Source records
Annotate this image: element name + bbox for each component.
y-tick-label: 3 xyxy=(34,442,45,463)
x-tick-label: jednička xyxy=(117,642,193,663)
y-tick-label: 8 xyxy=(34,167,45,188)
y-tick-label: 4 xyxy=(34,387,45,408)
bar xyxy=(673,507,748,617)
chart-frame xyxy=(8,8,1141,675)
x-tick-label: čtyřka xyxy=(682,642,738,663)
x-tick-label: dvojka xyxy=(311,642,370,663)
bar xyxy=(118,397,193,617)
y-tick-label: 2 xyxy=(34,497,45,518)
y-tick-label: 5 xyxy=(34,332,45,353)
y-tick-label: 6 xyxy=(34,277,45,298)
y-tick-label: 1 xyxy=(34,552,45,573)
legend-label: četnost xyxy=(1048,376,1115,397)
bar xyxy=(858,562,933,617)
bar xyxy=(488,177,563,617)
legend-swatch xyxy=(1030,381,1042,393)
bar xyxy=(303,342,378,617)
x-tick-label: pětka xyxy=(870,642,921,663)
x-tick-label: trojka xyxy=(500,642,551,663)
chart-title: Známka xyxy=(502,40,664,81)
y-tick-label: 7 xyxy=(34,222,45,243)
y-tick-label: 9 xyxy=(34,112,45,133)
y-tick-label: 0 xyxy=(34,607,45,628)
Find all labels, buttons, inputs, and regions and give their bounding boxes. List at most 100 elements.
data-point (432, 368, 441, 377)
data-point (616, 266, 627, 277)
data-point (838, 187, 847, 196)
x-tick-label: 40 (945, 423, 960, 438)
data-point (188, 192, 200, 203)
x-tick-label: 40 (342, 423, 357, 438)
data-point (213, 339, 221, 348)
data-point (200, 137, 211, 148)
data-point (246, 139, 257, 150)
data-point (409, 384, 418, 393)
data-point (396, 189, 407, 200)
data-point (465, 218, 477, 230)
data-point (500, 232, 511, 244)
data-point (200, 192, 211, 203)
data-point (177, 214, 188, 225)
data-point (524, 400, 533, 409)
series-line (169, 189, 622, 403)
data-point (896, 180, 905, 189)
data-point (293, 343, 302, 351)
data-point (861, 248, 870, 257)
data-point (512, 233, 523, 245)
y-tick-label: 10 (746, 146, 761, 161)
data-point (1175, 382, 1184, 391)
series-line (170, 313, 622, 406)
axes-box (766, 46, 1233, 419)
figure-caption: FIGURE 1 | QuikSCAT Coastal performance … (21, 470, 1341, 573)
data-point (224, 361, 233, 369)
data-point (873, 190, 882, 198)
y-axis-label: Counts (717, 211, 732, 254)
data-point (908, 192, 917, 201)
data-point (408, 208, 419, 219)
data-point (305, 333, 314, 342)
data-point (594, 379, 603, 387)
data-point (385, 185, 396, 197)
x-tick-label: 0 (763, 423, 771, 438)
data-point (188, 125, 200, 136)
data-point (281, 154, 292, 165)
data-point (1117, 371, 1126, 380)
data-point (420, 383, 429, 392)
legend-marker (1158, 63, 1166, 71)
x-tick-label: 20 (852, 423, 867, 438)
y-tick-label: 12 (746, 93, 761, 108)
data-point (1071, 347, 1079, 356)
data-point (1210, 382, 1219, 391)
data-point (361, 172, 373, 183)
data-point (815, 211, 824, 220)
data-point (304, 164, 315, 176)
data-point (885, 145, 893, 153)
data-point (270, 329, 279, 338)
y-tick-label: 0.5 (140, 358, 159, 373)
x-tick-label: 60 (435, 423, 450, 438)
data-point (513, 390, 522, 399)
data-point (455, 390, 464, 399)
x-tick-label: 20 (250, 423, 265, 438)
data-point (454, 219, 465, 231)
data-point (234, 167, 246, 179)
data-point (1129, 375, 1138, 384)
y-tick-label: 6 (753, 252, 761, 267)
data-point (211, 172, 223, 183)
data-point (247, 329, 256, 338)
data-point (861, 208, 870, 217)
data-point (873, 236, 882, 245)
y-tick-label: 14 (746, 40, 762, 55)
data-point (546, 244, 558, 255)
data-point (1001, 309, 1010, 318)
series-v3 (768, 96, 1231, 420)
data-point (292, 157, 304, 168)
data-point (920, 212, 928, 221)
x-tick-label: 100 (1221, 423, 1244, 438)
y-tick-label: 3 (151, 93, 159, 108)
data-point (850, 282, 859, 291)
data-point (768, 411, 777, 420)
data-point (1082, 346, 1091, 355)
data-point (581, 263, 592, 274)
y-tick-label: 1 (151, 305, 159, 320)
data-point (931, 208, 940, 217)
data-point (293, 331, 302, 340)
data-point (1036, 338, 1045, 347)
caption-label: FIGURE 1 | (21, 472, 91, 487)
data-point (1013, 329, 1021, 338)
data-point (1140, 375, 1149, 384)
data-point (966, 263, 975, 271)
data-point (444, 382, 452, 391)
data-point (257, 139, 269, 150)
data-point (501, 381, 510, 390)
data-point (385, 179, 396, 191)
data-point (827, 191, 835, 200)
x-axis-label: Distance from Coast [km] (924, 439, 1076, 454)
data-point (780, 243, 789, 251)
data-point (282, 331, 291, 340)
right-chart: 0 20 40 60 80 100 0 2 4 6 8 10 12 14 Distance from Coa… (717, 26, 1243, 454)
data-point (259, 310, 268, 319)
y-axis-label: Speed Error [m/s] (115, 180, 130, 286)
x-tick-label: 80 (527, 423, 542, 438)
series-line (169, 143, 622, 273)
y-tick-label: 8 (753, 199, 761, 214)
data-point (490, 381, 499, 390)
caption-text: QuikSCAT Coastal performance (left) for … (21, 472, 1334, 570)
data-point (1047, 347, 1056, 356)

_Problem details:_
Reproduce all the rows above, changing each instance of "data-point" to "marker" and leaving every other character as it is.

_Task output:_
Annotate this image: element name + bbox for each component.
y-tick-label: 3 xyxy=(34,442,45,463)
x-tick-label: jednička xyxy=(117,642,193,663)
y-tick-label: 8 xyxy=(34,167,45,188)
y-tick-label: 4 xyxy=(34,387,45,408)
bar xyxy=(673,507,748,617)
chart-frame xyxy=(8,8,1141,675)
x-tick-label: čtyřka xyxy=(682,642,738,663)
x-tick-label: dvojka xyxy=(311,642,370,663)
bar xyxy=(118,397,193,617)
y-tick-label: 2 xyxy=(34,497,45,518)
y-tick-label: 5 xyxy=(34,332,45,353)
y-tick-label: 6 xyxy=(34,277,45,298)
y-tick-label: 1 xyxy=(34,552,45,573)
legend-label: četnost xyxy=(1048,376,1115,397)
bar xyxy=(858,562,933,617)
bar xyxy=(488,177,563,617)
legend-swatch xyxy=(1030,381,1042,393)
bar xyxy=(303,342,378,617)
x-tick-label: pětka xyxy=(870,642,921,663)
x-tick-label: trojka xyxy=(500,642,551,663)
chart-title: Známka xyxy=(502,40,664,81)
y-tick-label: 7 xyxy=(34,222,45,243)
y-tick-label: 9 xyxy=(34,112,45,133)
y-tick-label: 0 xyxy=(34,607,45,628)
Find all labels, buttons, inputs, and regions and give their bounding boxes. List at most 100 elements.
marker (432, 368, 441, 377)
marker (616, 266, 627, 277)
marker (838, 187, 847, 196)
x-tick-label: 40 (945, 423, 960, 438)
marker (188, 192, 200, 203)
x-tick-label: 40 (342, 423, 357, 438)
marker (213, 339, 221, 348)
marker (200, 137, 211, 148)
marker (246, 139, 257, 150)
marker (409, 384, 418, 393)
marker (396, 189, 407, 200)
marker (465, 218, 477, 230)
marker (500, 232, 511, 244)
marker (200, 192, 211, 203)
marker (177, 214, 188, 225)
marker (524, 400, 533, 409)
series-line (169, 189, 622, 403)
marker (896, 180, 905, 189)
marker (293, 343, 302, 351)
marker (861, 248, 870, 257)
marker (512, 233, 523, 245)
y-tick-label: 10 (746, 146, 761, 161)
marker (1175, 382, 1184, 391)
series-line (170, 313, 622, 406)
axes-box (766, 46, 1233, 419)
figure-caption: FIGURE 1 | QuikSCAT Coastal performance … (21, 470, 1341, 573)
marker (224, 361, 233, 369)
marker (873, 190, 882, 198)
y-axis-label: Counts (717, 211, 732, 254)
marker (908, 192, 917, 201)
marker (408, 208, 419, 219)
marker (305, 333, 314, 342)
marker (594, 379, 603, 387)
marker (385, 185, 396, 197)
x-tick-label: 0 (763, 423, 771, 438)
marker (188, 125, 200, 136)
marker (281, 154, 292, 165)
marker (1117, 371, 1126, 380)
marker (420, 383, 429, 392)
legend-marker (1158, 63, 1166, 71)
x-tick-label: 20 (852, 423, 867, 438)
y-tick-label: 12 (746, 93, 761, 108)
marker (1071, 347, 1079, 356)
marker (1210, 382, 1219, 391)
marker (361, 172, 373, 183)
marker (815, 211, 824, 220)
marker (304, 164, 315, 176)
marker (885, 145, 893, 153)
marker (270, 329, 279, 338)
y-tick-label: 0.5 (140, 358, 159, 373)
x-tick-label: 60 (435, 423, 450, 438)
marker (513, 390, 522, 399)
marker (455, 390, 464, 399)
x-tick-label: 20 (250, 423, 265, 438)
marker (454, 219, 465, 231)
marker (234, 167, 246, 179)
marker (1129, 375, 1138, 384)
y-tick-label: 6 (753, 252, 761, 267)
marker (211, 172, 223, 183)
marker (247, 329, 256, 338)
marker (861, 208, 870, 217)
marker (873, 236, 882, 245)
y-tick-label: 14 (746, 40, 762, 55)
marker (546, 244, 558, 255)
marker (1001, 309, 1010, 318)
series-v3 (768, 96, 1231, 420)
marker (292, 157, 304, 168)
marker (920, 212, 928, 221)
x-tick-label: 100 (1221, 423, 1244, 438)
y-tick-label: 3 (151, 93, 159, 108)
marker (850, 282, 859, 291)
marker (768, 411, 777, 420)
marker (1082, 346, 1091, 355)
marker (581, 263, 592, 274)
y-tick-label: 1 (151, 305, 159, 320)
marker (931, 208, 940, 217)
marker (293, 331, 302, 340)
marker (1036, 338, 1045, 347)
caption-label: FIGURE 1 | (21, 472, 91, 487)
marker (1013, 329, 1021, 338)
marker (1140, 375, 1149, 384)
marker (966, 263, 975, 271)
marker (444, 382, 452, 391)
marker (257, 139, 269, 150)
marker (501, 381, 510, 390)
marker (385, 179, 396, 191)
marker (827, 191, 835, 200)
x-axis-label: Distance from Coast [km] (924, 439, 1076, 454)
marker (780, 243, 789, 251)
marker (282, 331, 291, 340)
right-chart: 0 20 40 60 80 100 0 2 4 6 8 10 12 14 Distance from Coa… (717, 26, 1243, 454)
marker (259, 310, 268, 319)
y-axis-label: Speed Error [m/s] (115, 180, 130, 286)
x-tick-label: 80 (527, 423, 542, 438)
series-line (169, 143, 622, 273)
y-tick-label: 8 (753, 199, 761, 214)
marker (490, 381, 499, 390)
caption-text: QuikSCAT Coastal performance (left) for … (21, 472, 1334, 570)
marker (1047, 347, 1056, 356)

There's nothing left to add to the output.